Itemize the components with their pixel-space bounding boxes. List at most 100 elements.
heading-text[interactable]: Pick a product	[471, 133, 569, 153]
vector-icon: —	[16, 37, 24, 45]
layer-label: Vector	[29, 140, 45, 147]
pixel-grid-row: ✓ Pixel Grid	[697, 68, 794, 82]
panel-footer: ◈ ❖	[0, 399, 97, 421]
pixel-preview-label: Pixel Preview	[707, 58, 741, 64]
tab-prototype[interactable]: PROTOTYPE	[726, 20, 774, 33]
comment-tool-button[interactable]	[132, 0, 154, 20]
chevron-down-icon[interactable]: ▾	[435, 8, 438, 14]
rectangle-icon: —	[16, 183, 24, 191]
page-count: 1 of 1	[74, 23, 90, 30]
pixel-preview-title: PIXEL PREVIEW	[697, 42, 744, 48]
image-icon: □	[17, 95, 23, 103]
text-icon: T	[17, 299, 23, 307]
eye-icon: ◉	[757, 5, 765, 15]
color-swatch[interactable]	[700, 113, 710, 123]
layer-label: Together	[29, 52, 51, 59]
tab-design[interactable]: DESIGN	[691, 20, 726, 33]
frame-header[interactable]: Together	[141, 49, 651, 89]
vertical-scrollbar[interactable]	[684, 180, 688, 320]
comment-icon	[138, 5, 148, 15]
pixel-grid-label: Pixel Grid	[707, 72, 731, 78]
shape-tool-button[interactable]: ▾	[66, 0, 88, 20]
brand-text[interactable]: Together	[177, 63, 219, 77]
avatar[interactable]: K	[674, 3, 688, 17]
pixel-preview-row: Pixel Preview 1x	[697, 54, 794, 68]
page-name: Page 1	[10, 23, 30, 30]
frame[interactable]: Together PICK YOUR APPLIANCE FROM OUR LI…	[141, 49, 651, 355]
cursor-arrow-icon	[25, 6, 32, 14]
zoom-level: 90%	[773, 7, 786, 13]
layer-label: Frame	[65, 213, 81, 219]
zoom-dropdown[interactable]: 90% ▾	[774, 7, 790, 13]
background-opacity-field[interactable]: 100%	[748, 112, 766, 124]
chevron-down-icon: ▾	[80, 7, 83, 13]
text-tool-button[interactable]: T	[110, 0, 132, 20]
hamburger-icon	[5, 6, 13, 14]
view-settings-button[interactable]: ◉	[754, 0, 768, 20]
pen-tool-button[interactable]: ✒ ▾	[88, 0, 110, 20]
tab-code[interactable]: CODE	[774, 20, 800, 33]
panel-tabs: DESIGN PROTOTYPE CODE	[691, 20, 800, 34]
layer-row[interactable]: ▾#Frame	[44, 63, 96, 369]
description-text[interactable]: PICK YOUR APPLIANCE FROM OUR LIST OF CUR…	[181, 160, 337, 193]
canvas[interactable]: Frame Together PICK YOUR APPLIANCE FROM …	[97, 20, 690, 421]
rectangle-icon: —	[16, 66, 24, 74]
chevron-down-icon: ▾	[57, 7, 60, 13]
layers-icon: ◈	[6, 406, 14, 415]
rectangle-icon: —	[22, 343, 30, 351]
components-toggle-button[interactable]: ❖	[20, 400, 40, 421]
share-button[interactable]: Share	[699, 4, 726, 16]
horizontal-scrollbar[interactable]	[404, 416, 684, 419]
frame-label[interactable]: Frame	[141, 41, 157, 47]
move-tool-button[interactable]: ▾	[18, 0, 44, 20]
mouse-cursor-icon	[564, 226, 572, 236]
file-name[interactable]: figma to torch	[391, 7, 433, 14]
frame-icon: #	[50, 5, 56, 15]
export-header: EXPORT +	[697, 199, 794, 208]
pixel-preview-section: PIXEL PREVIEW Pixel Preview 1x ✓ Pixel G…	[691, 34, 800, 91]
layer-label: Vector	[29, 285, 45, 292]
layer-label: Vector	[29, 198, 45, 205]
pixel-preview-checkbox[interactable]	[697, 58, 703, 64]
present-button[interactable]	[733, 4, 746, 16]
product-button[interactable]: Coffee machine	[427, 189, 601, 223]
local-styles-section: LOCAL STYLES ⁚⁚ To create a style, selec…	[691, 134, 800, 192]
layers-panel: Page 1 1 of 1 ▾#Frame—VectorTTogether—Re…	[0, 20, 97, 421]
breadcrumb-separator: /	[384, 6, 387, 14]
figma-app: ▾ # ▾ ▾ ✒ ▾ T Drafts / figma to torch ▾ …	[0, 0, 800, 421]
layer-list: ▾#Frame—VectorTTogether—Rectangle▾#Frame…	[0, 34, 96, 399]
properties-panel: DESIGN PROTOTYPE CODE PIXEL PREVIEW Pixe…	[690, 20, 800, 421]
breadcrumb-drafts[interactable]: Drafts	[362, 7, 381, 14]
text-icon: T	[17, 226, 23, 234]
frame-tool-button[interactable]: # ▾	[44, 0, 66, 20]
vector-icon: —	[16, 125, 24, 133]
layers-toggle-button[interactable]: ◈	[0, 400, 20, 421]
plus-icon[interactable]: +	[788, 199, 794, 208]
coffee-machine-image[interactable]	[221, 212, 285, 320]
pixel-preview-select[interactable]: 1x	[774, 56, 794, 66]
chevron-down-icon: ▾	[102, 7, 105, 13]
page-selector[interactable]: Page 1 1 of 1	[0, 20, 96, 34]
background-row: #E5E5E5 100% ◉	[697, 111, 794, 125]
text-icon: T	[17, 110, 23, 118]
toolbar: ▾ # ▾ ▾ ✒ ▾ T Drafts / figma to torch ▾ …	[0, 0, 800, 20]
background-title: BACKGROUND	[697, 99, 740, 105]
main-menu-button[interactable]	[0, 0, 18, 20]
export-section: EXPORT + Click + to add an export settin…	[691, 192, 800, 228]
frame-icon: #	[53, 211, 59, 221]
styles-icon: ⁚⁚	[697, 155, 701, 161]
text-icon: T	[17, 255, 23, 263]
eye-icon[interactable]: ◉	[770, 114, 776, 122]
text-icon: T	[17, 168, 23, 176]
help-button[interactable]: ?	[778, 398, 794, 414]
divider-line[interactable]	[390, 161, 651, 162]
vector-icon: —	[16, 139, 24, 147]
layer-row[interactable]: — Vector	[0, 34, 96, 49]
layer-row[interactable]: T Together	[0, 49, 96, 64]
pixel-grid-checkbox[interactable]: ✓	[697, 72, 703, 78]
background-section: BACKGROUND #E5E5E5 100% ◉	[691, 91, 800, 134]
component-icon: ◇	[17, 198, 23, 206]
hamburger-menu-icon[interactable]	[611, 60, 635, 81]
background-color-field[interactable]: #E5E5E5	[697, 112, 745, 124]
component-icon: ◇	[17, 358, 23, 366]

* * *

■ Your objective ■
Write out all the material again, with "Pick a product" changed to "Choose a product" and everything else left the same.

■ Result of this task ■
Itemize the components with their pixel-space bounding boxes. List at most 100 elements.
heading-text[interactable]: Choose a product	[471, 133, 569, 153]
vector-icon: —	[16, 37, 24, 45]
layer-label: Vector	[29, 140, 45, 147]
pixel-grid-row: ✓ Pixel Grid	[697, 68, 794, 82]
panel-footer: ◈ ❖	[0, 399, 97, 421]
pixel-preview-label: Pixel Preview	[707, 58, 741, 64]
tab-prototype[interactable]: PROTOTYPE	[726, 20, 774, 33]
comment-tool-button[interactable]	[132, 0, 154, 20]
chevron-down-icon[interactable]: ▾	[435, 8, 438, 14]
rectangle-icon: —	[16, 183, 24, 191]
page-count: 1 of 1	[74, 23, 90, 30]
pixel-preview-title: PIXEL PREVIEW	[697, 42, 744, 48]
image-icon: □	[17, 95, 23, 103]
text-icon: T	[17, 299, 23, 307]
eye-icon: ◉	[757, 5, 765, 15]
color-swatch[interactable]	[700, 113, 710, 123]
layer-label: Together	[29, 52, 51, 59]
tab-design[interactable]: DESIGN	[691, 20, 726, 33]
frame-header[interactable]: Together	[141, 49, 651, 89]
vertical-scrollbar[interactable]	[684, 180, 688, 320]
comment-icon	[138, 5, 148, 15]
pixel-grid-label: Pixel Grid	[707, 72, 731, 78]
shape-tool-button[interactable]: ▾	[66, 0, 88, 20]
brand-text[interactable]: Together	[177, 63, 219, 77]
avatar[interactable]: K	[674, 3, 688, 17]
pixel-preview-row: Pixel Preview 1x	[697, 54, 794, 68]
page-name: Page 1	[10, 23, 30, 30]
frame[interactable]: Together PICK YOUR APPLIANCE FROM OUR LI…	[141, 49, 651, 355]
cursor-arrow-icon	[25, 6, 32, 14]
zoom-level: 90%	[773, 7, 786, 13]
layer-label: Frame	[65, 213, 81, 219]
zoom-dropdown[interactable]: 90% ▾	[774, 7, 790, 13]
background-opacity-field[interactable]: 100%	[748, 112, 766, 124]
chevron-down-icon: ▾	[80, 7, 83, 13]
text-tool-button[interactable]: T	[110, 0, 132, 20]
hamburger-icon	[5, 6, 13, 14]
view-settings-button[interactable]: ◉	[754, 0, 768, 20]
pen-tool-button[interactable]: ✒ ▾	[88, 0, 110, 20]
tab-code[interactable]: CODE	[774, 20, 800, 33]
panel-tabs: DESIGN PROTOTYPE CODE	[691, 20, 800, 34]
layer-row[interactable]: ▾#Frame	[44, 63, 96, 369]
description-text[interactable]: PICK YOUR APPLIANCE FROM OUR LIST OF CUR…	[181, 160, 337, 193]
canvas[interactable]: Frame Together PICK YOUR APPLIANCE FROM …	[97, 20, 690, 421]
rectangle-icon: —	[16, 66, 24, 74]
chevron-down-icon: ▾	[57, 7, 60, 13]
layers-icon: ◈	[6, 406, 14, 415]
rectangle-icon: —	[22, 343, 30, 351]
components-toggle-button[interactable]: ❖	[20, 400, 40, 421]
share-button[interactable]: Share	[699, 4, 726, 16]
horizontal-scrollbar[interactable]	[404, 416, 684, 419]
frame-label[interactable]: Frame	[141, 41, 157, 47]
move-tool-button[interactable]: ▾	[18, 0, 44, 20]
mouse-cursor-icon	[564, 226, 572, 236]
file-name[interactable]: figma to torch	[391, 7, 433, 14]
frame-icon: #	[50, 5, 56, 15]
export-header: EXPORT +	[697, 199, 794, 208]
pixel-preview-section: PIXEL PREVIEW Pixel Preview 1x ✓ Pixel G…	[691, 34, 800, 91]
layer-label: Vector	[29, 285, 45, 292]
layer-label: Vector	[29, 198, 45, 205]
pixel-preview-checkbox[interactable]	[697, 58, 703, 64]
present-button[interactable]	[733, 4, 746, 16]
product-button[interactable]: Coffee machine	[427, 189, 601, 223]
local-styles-section: LOCAL STYLES ⁚⁚ To create a style, selec…	[691, 134, 800, 192]
layers-panel: Page 1 1 of 1 ▾#Frame—VectorTTogether—Re…	[0, 20, 97, 421]
breadcrumb-separator: /	[384, 6, 387, 14]
figma-app: ▾ # ▾ ▾ ✒ ▾ T Drafts / figma to torch ▾ …	[0, 0, 800, 421]
layer-list: ▾#Frame—VectorTTogether—Rectangle▾#Frame…	[0, 34, 96, 399]
properties-panel: DESIGN PROTOTYPE CODE PIXEL PREVIEW Pixe…	[690, 20, 800, 421]
breadcrumb-drafts[interactable]: Drafts	[362, 7, 381, 14]
text-icon: T	[17, 226, 23, 234]
frame-tool-button[interactable]: # ▾	[44, 0, 66, 20]
vector-icon: —	[16, 125, 24, 133]
layers-toggle-button[interactable]: ◈	[0, 400, 20, 421]
plus-icon[interactable]: +	[788, 199, 794, 208]
coffee-machine-image[interactable]	[221, 212, 285, 320]
pixel-preview-select[interactable]: 1x	[774, 56, 794, 66]
chevron-down-icon: ▾	[102, 7, 105, 13]
page-selector[interactable]: Page 1 1 of 1	[0, 20, 96, 34]
background-row: #E5E5E5 100% ◉	[697, 111, 794, 125]
text-icon: T	[17, 110, 23, 118]
toolbar: ▾ # ▾ ▾ ✒ ▾ T Drafts / figma to torch ▾ …	[0, 0, 800, 20]
background-title: BACKGROUND	[697, 99, 740, 105]
main-menu-button[interactable]	[0, 0, 18, 20]
export-section: EXPORT + Click + to add an export settin…	[691, 192, 800, 228]
frame-icon: #	[53, 211, 59, 221]
styles-icon: ⁚⁚	[697, 155, 701, 161]
text-icon: T	[17, 255, 23, 263]
eye-icon[interactable]: ◉	[770, 114, 776, 122]
text-icon: T	[17, 168, 23, 176]
help-button[interactable]: ?	[778, 398, 794, 414]
divider-line[interactable]	[390, 161, 651, 162]
vector-icon: —	[16, 139, 24, 147]
layer-row[interactable]: — Vector	[0, 34, 96, 49]
layer-row[interactable]: T Together	[0, 49, 96, 64]
pixel-grid-checkbox[interactable]: ✓	[697, 72, 703, 78]
background-section: BACKGROUND #E5E5E5 100% ◉	[691, 91, 800, 134]
component-icon: ◇	[17, 198, 23, 206]
hamburger-menu-icon[interactable]	[611, 60, 635, 81]
background-color-field[interactable]: #E5E5E5	[697, 112, 745, 124]
component-icon: ◇	[17, 358, 23, 366]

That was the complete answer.